Data entries:
━━━━━━━━━━

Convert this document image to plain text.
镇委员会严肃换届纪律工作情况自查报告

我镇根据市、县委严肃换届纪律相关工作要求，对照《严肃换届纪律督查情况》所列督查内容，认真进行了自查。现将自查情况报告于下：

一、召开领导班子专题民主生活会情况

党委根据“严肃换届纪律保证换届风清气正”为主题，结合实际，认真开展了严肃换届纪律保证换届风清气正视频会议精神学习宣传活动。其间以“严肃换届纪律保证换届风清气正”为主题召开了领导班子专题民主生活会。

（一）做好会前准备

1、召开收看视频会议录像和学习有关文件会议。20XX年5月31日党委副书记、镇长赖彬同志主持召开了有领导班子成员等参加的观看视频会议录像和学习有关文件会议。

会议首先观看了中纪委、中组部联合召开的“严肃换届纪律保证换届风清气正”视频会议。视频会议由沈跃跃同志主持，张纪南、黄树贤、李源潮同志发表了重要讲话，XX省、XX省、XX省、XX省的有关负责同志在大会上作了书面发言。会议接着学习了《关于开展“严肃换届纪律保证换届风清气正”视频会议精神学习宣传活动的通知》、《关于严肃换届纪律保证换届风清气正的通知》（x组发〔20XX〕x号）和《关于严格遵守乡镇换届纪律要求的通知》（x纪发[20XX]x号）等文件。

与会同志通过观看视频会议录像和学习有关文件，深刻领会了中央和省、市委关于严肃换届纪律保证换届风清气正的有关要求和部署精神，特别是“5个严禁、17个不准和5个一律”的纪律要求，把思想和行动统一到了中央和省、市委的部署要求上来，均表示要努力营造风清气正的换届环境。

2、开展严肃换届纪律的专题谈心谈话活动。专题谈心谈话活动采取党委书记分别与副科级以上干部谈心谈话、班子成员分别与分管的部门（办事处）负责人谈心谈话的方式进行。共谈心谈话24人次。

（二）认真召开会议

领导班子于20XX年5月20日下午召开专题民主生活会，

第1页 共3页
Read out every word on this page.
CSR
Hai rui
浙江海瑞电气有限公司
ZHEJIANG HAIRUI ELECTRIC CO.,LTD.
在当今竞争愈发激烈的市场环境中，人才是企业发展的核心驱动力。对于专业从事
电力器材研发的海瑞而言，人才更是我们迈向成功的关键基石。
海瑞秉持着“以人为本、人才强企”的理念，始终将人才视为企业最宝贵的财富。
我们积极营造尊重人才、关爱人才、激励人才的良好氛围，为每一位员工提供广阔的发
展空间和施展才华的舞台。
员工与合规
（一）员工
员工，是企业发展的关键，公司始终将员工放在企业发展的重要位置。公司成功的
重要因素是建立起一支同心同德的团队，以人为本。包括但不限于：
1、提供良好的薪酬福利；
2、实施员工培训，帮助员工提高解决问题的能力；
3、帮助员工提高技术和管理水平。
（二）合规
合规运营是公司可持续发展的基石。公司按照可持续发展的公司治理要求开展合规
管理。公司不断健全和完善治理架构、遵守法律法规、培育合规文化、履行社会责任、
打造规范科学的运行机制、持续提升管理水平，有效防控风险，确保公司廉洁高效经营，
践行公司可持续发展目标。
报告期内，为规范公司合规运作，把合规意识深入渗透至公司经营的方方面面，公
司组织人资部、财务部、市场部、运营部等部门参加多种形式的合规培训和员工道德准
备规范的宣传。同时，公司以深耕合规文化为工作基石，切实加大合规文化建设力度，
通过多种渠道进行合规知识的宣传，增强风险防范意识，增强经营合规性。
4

━━━━━━━━━━

▸ Written request:
Make an exact copy of the records.

▸ Complete response:
Convert this document image to plain text.
镇委员会严肃换届纪律工作情况自查报告

我镇根据市、县委严肃换届纪律相关工作要求，对照《严肃换届纪律督查情况》所列督查内容，认真进行了自查。现将自查情况报告于下：

一、召开领导班子专题民主生活会情况

党委根据“严肃换届纪律保证换届风清气正”为主题，结合实际，认真开展了严肃换届纪律保证换届风清气正视频会议精神学习宣传活动。其间以“严肃换届纪律保证换届风清气正”为主题召开了领导班子专题民主生活会。

（一）做好会前准备

1、召开收看视频会议录像和学习有关文件会议。20XX年5月31日党委副书记、镇长赖彬同志主持召开了有领导班子成员等参加的观看视频会议录像和学习有关文件会议。

会议首先观看了中纪委、中组部联合召开的“严肃换届纪律保证换届风清气正”视频会议。视频会议由沈跃跃同志主持，张纪南、黄树贤、李源潮同志发表了重要讲话，XX省、XX省、XX省、XX省的有关负责同志在大会上作了书面发言。会议接着学习了《关于开展“严肃换届纪律保证换届风清气正”视频会议精神学习宣传活动的通知》、《关于严肃换届纪律保证换届风清气正的通知》（x组发〔20XX〕x号）和《关于严格遵守乡镇换届纪律要求的通知》（x纪发[20XX]x号）等文件。

与会同志通过观看视频会议录像和学习有关文件，深刻领会了中央和省、市委关于严肃换届纪律保证换届风清气正的有关要求和部署精神，特别是“5个严禁、17个不准和5个一律”的纪律要求，把思想和行动统一到了中央和省、市委的部署要求上来，均表示要努力营造风清气正的换届环境。

2、开展严肃换届纪律的专题谈心谈话活动。专题谈心谈话活动采取党委书记分别与副科级以上干部谈心谈话、班子成员分别与分管的部门（办事处）负责人谈心谈话的方式进行。共谈心谈话24人次。

（二）认真召开会议

领导班子于20XX年5月20日下午召开专题民主生活会，

第1页 共3页
Read out every word on this page.
CSR
Hai rui
浙江海瑞电气有限公司
ZHEJIANG HAIRUI ELECTRIC CO.,LTD.
在当今竞争愈发激烈的市场环境中，人才是企业发展的核心驱动力。对于专业从事
电力器材研发的海瑞而言，人才更是我们迈向成功的关键基石。
海瑞秉持着“以人为本、人才强企”的理念，始终将人才视为企业最宝贵的财富。
我们积极营造尊重人才、关爱人才、激励人才的良好氛围，为每一位员工提供广阔的发
展空间和施展才华的舞台。
员工与合规
（一）员工
员工，是企业发展的关键，公司始终将员工放在企业发展的重要位置。公司成功的
重要因素是建立起一支同心同德的团队，以人为本。包括但不限于：
1、提供良好的薪酬福利；
2、实施员工培训，帮助员工提高解决问题的能力；
3、帮助员工提高技术和管理水平。
（二）合规
合规运营是公司可持续发展的基石。公司按照可持续发展的公司治理要求开展合规
管理。公司不断健全和完善治理架构、遵守法律法规、培育合规文化、履行社会责任、
打造规范科学的运行机制、持续提升管理水平，有效防控风险，确保公司廉洁高效经营，
践行公司可持续发展目标。
报告期内，为规范公司合规运作，把合规意识深入渗透至公司经营的方方面面，公
司组织人资部、财务部、市场部、运营部等部门参加多种形式的合规培训和员工道德准
备规范的宣传。同时，公司以深耕合规文化为工作基石，切实加大合规文化建设力度，
通过多种渠道进行合规知识的宣传，增强风险防范意识，增强经营合规性。
4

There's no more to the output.